Dataset rows -
= = = =

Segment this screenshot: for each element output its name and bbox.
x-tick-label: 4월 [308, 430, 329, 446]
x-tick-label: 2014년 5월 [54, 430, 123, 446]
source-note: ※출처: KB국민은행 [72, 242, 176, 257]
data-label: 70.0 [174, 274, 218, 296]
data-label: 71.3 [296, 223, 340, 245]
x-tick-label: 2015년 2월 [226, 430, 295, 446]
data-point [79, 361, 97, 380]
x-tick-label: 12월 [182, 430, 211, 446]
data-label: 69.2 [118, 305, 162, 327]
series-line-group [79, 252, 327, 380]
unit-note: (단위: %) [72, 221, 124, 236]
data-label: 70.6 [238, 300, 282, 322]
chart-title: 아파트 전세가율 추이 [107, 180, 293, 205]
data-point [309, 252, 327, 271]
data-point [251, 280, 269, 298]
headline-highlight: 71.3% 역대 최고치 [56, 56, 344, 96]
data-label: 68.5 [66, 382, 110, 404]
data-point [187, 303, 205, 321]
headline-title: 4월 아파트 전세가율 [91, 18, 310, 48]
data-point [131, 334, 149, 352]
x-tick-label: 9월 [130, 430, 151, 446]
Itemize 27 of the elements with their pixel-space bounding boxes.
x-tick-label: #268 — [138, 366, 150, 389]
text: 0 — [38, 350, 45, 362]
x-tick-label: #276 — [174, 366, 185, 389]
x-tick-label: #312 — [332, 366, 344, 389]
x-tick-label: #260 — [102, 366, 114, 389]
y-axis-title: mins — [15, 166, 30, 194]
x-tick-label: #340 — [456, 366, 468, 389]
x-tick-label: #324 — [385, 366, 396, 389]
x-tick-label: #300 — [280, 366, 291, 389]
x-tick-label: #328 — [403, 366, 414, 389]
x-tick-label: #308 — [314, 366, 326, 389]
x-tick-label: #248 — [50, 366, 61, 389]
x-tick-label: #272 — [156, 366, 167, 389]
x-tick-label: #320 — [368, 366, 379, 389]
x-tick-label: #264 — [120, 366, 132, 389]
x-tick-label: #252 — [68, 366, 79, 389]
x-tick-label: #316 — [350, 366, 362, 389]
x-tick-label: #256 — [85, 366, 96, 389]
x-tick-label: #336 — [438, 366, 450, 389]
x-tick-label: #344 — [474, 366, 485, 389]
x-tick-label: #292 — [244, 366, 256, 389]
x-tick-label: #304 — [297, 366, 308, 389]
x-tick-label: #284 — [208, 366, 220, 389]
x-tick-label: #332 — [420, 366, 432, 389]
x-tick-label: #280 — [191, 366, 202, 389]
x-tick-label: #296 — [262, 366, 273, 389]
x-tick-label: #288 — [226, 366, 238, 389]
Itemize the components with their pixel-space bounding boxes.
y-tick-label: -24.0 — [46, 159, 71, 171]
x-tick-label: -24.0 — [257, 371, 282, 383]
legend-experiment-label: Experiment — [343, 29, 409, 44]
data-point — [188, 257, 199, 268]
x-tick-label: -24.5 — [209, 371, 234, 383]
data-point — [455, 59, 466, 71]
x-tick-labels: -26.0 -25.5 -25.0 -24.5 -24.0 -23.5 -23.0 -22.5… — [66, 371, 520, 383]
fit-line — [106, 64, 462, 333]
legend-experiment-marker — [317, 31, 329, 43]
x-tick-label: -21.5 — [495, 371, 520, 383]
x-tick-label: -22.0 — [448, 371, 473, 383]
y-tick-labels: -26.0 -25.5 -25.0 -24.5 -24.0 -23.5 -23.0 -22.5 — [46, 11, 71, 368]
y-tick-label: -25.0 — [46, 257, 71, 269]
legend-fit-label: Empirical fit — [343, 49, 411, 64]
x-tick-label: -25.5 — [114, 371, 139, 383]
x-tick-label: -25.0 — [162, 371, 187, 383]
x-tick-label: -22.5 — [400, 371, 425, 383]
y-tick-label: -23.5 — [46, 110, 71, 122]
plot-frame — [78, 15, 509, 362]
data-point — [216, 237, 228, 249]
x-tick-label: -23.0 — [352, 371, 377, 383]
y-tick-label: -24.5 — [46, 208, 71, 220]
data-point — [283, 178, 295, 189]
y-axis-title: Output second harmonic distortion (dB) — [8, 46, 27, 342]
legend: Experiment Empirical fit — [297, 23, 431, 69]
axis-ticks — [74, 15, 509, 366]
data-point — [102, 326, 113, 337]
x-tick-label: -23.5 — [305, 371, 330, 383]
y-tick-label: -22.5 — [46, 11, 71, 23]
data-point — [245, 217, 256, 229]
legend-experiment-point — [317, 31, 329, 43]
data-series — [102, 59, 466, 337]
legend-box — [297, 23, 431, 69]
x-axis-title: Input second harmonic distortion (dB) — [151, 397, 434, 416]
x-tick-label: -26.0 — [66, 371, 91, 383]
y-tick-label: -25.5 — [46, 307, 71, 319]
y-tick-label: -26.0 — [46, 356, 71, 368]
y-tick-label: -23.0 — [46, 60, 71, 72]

= = = =

What the task asks - Which lines in the material above contain the string "with"? Return each of them in full.

In response -
Itemize 27 of the elements with their pixel-space bounding boxes.
Itemize the components with their pixel-space bounding boxes.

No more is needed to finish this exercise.